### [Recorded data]
%%

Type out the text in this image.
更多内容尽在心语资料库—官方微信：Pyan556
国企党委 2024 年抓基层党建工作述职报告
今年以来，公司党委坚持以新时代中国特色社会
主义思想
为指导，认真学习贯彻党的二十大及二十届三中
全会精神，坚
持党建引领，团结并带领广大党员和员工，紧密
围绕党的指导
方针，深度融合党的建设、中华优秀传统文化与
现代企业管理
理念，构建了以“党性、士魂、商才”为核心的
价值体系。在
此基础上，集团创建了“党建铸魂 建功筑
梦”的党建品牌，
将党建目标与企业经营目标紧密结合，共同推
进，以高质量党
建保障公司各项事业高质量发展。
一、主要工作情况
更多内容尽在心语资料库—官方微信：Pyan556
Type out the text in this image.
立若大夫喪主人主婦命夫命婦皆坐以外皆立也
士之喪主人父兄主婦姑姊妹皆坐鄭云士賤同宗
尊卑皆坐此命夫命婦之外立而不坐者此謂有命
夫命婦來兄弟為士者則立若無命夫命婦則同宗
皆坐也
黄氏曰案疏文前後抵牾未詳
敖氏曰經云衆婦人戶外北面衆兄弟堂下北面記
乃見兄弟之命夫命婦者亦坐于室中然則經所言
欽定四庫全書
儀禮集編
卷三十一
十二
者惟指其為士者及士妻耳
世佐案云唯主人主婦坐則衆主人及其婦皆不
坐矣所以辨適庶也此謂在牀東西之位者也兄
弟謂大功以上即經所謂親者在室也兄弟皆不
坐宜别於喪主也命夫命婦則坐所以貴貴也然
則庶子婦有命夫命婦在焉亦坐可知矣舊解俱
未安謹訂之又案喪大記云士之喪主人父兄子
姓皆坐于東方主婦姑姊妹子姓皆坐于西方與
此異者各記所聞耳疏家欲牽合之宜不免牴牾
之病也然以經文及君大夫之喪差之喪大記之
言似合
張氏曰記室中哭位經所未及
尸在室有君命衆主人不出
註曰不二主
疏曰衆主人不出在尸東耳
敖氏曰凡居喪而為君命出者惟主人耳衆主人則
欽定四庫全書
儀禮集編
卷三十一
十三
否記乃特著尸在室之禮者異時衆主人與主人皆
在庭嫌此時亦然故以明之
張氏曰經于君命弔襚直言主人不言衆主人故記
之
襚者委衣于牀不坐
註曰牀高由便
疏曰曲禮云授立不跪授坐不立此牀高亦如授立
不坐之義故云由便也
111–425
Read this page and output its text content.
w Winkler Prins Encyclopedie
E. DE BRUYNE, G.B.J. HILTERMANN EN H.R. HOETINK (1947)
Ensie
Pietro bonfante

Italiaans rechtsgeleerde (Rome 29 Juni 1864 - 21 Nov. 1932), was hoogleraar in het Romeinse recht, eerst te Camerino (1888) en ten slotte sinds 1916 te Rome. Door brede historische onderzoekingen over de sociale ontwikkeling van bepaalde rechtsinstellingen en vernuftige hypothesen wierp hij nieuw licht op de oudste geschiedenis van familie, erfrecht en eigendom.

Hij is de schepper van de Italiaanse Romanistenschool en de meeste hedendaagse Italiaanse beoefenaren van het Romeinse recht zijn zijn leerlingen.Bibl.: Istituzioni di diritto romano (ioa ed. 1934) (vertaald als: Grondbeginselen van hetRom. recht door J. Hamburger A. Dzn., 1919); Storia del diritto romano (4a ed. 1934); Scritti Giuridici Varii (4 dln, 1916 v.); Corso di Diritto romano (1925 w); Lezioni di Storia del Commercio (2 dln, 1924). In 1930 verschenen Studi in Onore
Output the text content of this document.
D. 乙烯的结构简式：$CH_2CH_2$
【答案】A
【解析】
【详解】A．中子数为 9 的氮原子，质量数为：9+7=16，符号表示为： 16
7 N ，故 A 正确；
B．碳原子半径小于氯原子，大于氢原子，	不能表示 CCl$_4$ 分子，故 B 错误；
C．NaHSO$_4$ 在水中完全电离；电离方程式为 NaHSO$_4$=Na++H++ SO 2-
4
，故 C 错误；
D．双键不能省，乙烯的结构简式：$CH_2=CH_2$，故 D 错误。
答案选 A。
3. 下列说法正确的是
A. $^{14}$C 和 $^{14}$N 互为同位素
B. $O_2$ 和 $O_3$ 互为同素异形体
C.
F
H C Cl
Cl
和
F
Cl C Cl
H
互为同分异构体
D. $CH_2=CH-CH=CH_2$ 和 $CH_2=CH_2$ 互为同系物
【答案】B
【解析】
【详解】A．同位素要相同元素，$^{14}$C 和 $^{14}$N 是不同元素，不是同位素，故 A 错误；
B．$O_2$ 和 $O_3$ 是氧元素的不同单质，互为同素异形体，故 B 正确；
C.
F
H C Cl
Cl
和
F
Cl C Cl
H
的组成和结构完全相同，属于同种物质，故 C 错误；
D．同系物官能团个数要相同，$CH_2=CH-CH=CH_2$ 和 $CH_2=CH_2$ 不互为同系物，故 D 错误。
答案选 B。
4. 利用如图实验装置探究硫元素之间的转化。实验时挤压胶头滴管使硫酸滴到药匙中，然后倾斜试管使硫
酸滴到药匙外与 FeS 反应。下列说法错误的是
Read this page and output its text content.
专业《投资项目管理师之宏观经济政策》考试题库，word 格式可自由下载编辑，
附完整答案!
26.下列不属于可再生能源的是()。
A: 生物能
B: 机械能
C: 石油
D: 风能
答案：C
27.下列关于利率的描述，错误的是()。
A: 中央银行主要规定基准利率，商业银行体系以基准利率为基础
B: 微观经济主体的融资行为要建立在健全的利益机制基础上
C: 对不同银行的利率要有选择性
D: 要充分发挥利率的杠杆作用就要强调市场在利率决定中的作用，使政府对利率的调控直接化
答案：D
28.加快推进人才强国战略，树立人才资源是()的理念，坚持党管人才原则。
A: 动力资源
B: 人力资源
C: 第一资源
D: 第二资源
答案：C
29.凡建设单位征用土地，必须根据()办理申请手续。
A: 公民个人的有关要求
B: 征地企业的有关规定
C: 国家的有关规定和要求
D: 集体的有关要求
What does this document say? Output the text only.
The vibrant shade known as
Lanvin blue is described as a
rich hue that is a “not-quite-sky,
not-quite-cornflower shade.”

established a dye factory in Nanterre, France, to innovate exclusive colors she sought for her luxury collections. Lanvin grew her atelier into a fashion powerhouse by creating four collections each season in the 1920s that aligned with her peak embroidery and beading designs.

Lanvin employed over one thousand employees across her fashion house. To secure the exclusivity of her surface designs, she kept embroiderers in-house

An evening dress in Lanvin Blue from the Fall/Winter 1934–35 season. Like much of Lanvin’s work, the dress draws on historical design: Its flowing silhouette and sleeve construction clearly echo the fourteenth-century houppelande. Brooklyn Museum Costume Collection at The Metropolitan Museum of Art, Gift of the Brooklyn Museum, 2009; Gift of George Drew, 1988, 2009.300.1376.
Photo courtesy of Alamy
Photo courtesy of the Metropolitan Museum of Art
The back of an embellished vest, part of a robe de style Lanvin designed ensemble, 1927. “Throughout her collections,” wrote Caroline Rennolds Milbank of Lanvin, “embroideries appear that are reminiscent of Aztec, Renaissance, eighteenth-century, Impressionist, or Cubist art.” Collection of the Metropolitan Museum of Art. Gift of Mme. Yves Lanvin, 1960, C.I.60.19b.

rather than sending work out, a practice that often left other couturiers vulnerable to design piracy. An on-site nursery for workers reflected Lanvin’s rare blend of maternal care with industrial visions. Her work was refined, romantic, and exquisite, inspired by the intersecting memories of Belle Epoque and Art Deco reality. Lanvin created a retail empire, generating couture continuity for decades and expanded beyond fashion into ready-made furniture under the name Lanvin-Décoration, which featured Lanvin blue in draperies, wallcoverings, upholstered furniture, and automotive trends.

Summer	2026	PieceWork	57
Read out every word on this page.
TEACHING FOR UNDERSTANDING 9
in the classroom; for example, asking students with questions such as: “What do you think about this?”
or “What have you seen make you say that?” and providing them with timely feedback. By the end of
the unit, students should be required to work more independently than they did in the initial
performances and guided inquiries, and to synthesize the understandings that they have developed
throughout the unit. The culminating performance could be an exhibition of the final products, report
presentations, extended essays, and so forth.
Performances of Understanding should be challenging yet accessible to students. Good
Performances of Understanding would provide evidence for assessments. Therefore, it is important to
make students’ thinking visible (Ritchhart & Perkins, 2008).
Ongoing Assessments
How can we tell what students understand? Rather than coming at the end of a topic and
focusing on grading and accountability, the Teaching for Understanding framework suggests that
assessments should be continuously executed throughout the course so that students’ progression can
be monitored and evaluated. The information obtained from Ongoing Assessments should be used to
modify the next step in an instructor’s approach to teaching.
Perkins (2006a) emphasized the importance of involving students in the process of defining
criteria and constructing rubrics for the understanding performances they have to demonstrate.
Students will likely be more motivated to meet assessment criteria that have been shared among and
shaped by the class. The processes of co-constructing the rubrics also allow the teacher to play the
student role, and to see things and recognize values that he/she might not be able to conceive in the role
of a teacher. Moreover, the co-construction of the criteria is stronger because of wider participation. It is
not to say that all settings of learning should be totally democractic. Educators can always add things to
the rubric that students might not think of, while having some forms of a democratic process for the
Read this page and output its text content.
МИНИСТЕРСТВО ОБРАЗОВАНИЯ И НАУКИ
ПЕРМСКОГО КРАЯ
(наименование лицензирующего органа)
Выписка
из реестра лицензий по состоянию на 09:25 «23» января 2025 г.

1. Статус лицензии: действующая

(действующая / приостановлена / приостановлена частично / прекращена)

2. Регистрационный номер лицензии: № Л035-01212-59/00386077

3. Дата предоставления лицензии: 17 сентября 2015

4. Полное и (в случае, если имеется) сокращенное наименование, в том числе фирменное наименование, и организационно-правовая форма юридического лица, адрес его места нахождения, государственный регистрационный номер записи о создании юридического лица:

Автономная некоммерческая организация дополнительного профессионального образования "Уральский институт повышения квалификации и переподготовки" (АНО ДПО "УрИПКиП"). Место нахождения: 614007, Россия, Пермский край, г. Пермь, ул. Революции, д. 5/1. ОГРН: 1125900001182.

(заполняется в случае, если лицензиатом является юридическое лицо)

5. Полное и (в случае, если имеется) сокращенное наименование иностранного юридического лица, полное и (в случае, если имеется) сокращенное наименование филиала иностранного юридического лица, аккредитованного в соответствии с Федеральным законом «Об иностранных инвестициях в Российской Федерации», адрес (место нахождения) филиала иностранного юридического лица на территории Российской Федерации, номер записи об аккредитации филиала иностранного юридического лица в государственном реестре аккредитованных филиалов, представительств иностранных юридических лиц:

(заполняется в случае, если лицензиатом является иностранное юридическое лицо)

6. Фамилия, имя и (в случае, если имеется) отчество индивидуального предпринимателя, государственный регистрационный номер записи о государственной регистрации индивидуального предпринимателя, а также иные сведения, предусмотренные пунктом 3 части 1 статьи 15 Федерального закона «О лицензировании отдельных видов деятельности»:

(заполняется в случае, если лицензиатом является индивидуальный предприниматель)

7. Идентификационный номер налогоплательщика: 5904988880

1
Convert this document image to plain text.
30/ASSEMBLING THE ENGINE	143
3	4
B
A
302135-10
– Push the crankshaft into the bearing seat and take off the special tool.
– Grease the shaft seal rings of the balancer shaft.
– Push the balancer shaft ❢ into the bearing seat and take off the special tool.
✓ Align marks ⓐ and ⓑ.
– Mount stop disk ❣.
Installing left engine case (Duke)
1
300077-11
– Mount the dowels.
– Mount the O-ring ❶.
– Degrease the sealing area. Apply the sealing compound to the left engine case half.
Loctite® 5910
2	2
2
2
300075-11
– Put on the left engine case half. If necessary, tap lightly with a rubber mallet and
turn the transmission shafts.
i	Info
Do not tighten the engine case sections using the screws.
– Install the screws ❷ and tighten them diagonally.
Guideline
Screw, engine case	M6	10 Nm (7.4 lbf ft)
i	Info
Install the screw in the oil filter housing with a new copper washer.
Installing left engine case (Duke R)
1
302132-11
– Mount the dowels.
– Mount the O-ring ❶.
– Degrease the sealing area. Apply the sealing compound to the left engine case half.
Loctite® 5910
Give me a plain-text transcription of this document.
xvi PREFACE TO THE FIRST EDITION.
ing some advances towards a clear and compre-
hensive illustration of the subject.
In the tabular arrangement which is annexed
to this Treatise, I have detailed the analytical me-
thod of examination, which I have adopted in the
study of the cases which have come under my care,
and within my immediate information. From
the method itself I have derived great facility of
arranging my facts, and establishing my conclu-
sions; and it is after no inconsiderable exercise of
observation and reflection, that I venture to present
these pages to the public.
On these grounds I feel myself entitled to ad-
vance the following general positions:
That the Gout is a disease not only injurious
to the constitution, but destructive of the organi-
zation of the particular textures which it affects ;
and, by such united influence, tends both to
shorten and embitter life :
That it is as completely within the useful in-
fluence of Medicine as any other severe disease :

%%

Using the records given above, list every line that includes the word "rubrics".

### [COMPLETE RESPONSE]
criteria and constructing rubrics for the understanding performances they have to demonstrate.
shaped by the class. The processes of co-constructing the rubrics also allow the teacher to play the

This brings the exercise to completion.